'''

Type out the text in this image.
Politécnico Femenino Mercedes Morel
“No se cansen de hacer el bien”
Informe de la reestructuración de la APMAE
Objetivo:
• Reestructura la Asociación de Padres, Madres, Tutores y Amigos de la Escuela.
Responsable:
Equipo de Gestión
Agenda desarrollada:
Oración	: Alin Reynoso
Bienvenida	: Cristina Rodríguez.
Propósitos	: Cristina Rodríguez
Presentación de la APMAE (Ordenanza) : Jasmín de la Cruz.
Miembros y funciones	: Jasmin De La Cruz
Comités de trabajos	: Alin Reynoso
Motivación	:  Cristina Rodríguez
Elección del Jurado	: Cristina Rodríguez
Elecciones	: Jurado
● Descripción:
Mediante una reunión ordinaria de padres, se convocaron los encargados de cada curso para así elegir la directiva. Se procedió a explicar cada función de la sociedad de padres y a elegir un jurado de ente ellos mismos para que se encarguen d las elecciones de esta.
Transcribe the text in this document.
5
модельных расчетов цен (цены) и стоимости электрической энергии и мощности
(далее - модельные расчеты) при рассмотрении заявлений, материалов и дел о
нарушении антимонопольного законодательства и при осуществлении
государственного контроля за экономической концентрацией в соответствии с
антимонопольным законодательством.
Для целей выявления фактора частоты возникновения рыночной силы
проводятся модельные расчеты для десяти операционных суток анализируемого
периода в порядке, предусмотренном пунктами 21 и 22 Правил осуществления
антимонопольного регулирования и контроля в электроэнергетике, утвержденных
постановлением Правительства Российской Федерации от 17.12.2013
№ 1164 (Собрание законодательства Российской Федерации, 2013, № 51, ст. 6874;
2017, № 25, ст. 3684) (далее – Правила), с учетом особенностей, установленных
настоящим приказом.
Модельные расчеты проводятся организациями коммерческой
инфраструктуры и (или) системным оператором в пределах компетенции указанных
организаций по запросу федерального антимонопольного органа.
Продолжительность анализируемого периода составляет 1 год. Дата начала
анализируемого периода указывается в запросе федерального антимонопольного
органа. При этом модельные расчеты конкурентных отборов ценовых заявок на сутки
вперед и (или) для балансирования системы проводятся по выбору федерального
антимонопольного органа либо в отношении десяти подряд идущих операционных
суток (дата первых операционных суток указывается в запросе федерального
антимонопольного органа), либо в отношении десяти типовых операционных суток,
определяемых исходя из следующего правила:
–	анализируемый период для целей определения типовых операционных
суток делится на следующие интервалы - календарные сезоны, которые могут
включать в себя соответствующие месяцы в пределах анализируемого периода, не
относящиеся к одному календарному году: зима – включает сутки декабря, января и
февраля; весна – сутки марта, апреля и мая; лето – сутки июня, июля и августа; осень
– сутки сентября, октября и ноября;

'''

Reproduce all of the data exactly as given.

(EXERCISE RESULT)
Type out the text in this image.
Politécnico Femenino Mercedes Morel
“No se cansen de hacer el bien”
Informe de la reestructuración de la APMAE
Objetivo:
• Reestructura la Asociación de Padres, Madres, Tutores y Amigos de la Escuela.
Responsable:
Equipo de Gestión
Agenda desarrollada:
Oración	: Alin Reynoso
Bienvenida	: Cristina Rodríguez.
Propósitos	: Cristina Rodríguez
Presentación de la APMAE (Ordenanza) : Jasmín de la Cruz.
Miembros y funciones	: Jasmin De La Cruz
Comités de trabajos	: Alin Reynoso
Motivación	:  Cristina Rodríguez
Elección del Jurado	: Cristina Rodríguez
Elecciones	: Jurado
● Descripción:
Mediante una reunión ordinaria de padres, se convocaron los encargados de cada curso para así elegir la directiva. Se procedió a explicar cada función de la sociedad de padres y a elegir un jurado de ente ellos mismos para que se encarguen d las elecciones de esta.
Transcribe the text in this document.
5
модельных расчетов цен (цены) и стоимости электрической энергии и мощности
(далее - модельные расчеты) при рассмотрении заявлений, материалов и дел о
нарушении антимонопольного законодательства и при осуществлении
государственного контроля за экономической концентрацией в соответствии с
антимонопольным законодательством.
Для целей выявления фактора частоты возникновения рыночной силы
проводятся модельные расчеты для десяти операционных суток анализируемого
периода в порядке, предусмотренном пунктами 21 и 22 Правил осуществления
антимонопольного регулирования и контроля в электроэнергетике, утвержденных
постановлением Правительства Российской Федерации от 17.12.2013
№ 1164 (Собрание законодательства Российской Федерации, 2013, № 51, ст. 6874;
2017, № 25, ст. 3684) (далее – Правила), с учетом особенностей, установленных
настоящим приказом.
Модельные расчеты проводятся организациями коммерческой
инфраструктуры и (или) системным оператором в пределах компетенции указанных
организаций по запросу федерального антимонопольного органа.
Продолжительность анализируемого периода составляет 1 год. Дата начала
анализируемого периода указывается в запросе федерального антимонопольного
органа. При этом модельные расчеты конкурентных отборов ценовых заявок на сутки
вперед и (или) для балансирования системы проводятся по выбору федерального
антимонопольного органа либо в отношении десяти подряд идущих операционных
суток (дата первых операционных суток указывается в запросе федерального
антимонопольного органа), либо в отношении десяти типовых операционных суток,
определяемых исходя из следующего правила:
–	анализируемый период для целей определения типовых операционных
суток делится на следующие интервалы - календарные сезоны, которые могут
включать в себя соответствующие месяцы в пределах анализируемого периода, не
относящиеся к одному календарному году: зима – включает сутки декабря, января и
февраля; весна – сутки марта, апреля и мая; лето – сутки июня, июля и августа; осень
– сутки сентября, октября и ноября;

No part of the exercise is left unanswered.